-- Start of Given information --

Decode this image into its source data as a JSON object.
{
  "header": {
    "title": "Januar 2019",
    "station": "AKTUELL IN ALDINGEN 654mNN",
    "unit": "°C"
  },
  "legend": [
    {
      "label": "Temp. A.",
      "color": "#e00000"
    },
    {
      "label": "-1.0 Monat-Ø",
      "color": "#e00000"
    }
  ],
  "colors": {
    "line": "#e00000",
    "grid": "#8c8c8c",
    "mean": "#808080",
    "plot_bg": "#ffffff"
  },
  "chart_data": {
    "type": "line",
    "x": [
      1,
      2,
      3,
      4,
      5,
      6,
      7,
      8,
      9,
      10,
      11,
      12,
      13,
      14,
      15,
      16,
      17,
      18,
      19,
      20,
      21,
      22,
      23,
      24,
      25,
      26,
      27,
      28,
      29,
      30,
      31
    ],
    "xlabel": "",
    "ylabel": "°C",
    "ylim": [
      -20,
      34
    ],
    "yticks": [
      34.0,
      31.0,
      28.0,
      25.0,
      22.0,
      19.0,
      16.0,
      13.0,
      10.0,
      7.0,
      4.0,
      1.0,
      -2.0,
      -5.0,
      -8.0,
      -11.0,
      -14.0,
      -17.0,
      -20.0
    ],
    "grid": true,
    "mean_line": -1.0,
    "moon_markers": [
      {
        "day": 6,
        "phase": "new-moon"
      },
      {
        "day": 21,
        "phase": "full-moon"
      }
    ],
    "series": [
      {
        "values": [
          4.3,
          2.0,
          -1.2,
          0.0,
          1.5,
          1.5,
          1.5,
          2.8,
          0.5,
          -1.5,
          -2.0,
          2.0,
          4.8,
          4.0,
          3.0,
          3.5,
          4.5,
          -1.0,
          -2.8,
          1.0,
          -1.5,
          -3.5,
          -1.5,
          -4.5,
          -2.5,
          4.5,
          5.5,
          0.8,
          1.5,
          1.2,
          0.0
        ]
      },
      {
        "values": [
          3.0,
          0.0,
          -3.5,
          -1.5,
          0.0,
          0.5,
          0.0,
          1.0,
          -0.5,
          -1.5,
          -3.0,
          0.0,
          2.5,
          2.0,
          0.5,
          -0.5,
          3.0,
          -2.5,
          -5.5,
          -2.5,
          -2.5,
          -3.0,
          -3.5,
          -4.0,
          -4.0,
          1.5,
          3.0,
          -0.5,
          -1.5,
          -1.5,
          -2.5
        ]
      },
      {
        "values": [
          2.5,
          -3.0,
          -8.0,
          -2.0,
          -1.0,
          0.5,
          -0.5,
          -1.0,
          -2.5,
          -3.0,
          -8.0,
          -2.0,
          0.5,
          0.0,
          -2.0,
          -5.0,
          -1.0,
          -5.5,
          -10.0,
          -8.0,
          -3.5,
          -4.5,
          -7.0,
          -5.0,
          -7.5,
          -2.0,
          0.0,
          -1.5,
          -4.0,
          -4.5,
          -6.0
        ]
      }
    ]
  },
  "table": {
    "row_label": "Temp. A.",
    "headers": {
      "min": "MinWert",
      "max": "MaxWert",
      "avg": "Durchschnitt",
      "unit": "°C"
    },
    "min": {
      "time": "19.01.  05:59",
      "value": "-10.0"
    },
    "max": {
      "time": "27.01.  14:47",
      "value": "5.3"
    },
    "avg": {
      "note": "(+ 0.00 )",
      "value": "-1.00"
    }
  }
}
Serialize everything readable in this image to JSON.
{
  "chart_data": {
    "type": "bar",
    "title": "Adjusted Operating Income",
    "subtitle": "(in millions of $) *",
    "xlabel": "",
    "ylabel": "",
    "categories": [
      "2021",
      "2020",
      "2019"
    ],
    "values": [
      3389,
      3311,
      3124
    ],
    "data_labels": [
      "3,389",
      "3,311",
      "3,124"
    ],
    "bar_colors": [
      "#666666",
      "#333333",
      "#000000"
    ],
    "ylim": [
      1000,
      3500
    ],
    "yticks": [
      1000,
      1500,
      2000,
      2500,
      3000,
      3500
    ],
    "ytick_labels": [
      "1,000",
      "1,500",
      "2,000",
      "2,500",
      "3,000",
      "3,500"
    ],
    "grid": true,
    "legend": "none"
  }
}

-- End of Given information --

Exercise task
Write the listing out again, exactly as shown above.

Task output
Decode this image into its source data as a JSON object.
{
  "header": {
    "title": "Januar 2019",
    "station": "AKTUELL IN ALDINGEN 654mNN",
    "unit": "°C"
  },
  "legend": [
    {
      "label": "Temp. A.",
      "color": "#e00000"
    },
    {
      "label": "-1.0 Monat-Ø",
      "color": "#e00000"
    }
  ],
  "colors": {
    "line": "#e00000",
    "grid": "#8c8c8c",
    "mean": "#808080",
    "plot_bg": "#ffffff"
  },
  "chart_data": {
    "type": "line",
    "x": [
      1,
      2,
      3,
      4,
      5,
      6,
      7,
      8,
      9,
      10,
      11,
      12,
      13,
      14,
      15,
      16,
      17,
      18,
      19,
      20,
      21,
      22,
      23,
      24,
      25,
      26,
      27,
      28,
      29,
      30,
      31
    ],
    "xlabel": "",
    "ylabel": "°C",
    "ylim": [
      -20,
      34
    ],
    "yticks": [
      34.0,
      31.0,
      28.0,
      25.0,
      22.0,
      19.0,
      16.0,
      13.0,
      10.0,
      7.0,
      4.0,
      1.0,
      -2.0,
      -5.0,
      -8.0,
      -11.0,
      -14.0,
      -17.0,
      -20.0
    ],
    "grid": true,
    "mean_line": -1.0,
    "moon_markers": [
      {
        "day": 6,
        "phase": "new-moon"
      },
      {
        "day": 21,
        "phase": "full-moon"
      }
    ],
    "series": [
      {
        "values": [
          4.3,
          2.0,
          -1.2,
          0.0,
          1.5,
          1.5,
          1.5,
          2.8,
          0.5,
          -1.5,
          -2.0,
          2.0,
          4.8,
          4.0,
          3.0,
          3.5,
          4.5,
          -1.0,
          -2.8,
          1.0,
          -1.5,
          -3.5,
          -1.5,
          -4.5,
          -2.5,
          4.5,
          5.5,
          0.8,
          1.5,
          1.2,
          0.0
        ]
      },
      {
        "values": [
          3.0,
          0.0,
          -3.5,
          -1.5,
          0.0,
          0.5,
          0.0,
          1.0,
          -0.5,
          -1.5,
          -3.0,
          0.0,
          2.5,
          2.0,
          0.5,
          -0.5,
          3.0,
          -2.5,
          -5.5,
          -2.5,
          -2.5,
          -3.0,
          -3.5,
          -4.0,
          -4.0,
          1.5,
          3.0,
          -0.5,
          -1.5,
          -1.5,
          -2.5
        ]
      },
      {
        "values": [
          2.5,
          -3.0,
          -8.0,
          -2.0,
          -1.0,
          0.5,
          -0.5,
          -1.0,
          -2.5,
          -3.0,
          -8.0,
          -2.0,
          0.5,
          0.0,
          -2.0,
          -5.0,
          -1.0,
          -5.5,
          -10.0,
          -8.0,
          -3.5,
          -4.5,
          -7.0,
          -5.0,
          -7.5,
          -2.0,
          0.0,
          -1.5,
          -4.0,
          -4.5,
          -6.0
        ]
      }
    ]
  },
  "table": {
    "row_label": "Temp. A.",
    "headers": {
      "min": "MinWert",
      "max": "MaxWert",
      "avg": "Durchschnitt",
      "unit": "°C"
    },
    "min": {
      "time": "19.01.  05:59",
      "value": "-10.0"
    },
    "max": {
      "time": "27.01.  14:47",
      "value": "5.3"
    },
    "avg": {
      "note": "(+ 0.00 )",
      "value": "-1.00"
    }
  }
}
Serialize everything readable in this image to JSON.
{
  "chart_data": {
    "type": "bar",
    "title": "Adjusted Operating Income",
    "subtitle": "(in millions of $) *",
    "xlabel": "",
    "ylabel": "",
    "categories": [
      "2021",
      "2020",
      "2019"
    ],
    "values": [
      3389,
      3311,
      3124
    ],
    "data_labels": [
      "3,389",
      "3,311",
      "3,124"
    ],
    "bar_colors": [
      "#666666",
      "#333333",
      "#000000"
    ],
    "ylim": [
      1000,
      3500
    ],
    "yticks": [
      1000,
      1500,
      2000,
      2500,
      3000,
      3500
    ],
    "ytick_labels": [
      "1,000",
      "1,500",
      "2,000",
      "2,500",
      "3,000",
      "3,500"
    ],
    "grid": true,
    "legend": "none"
  }
}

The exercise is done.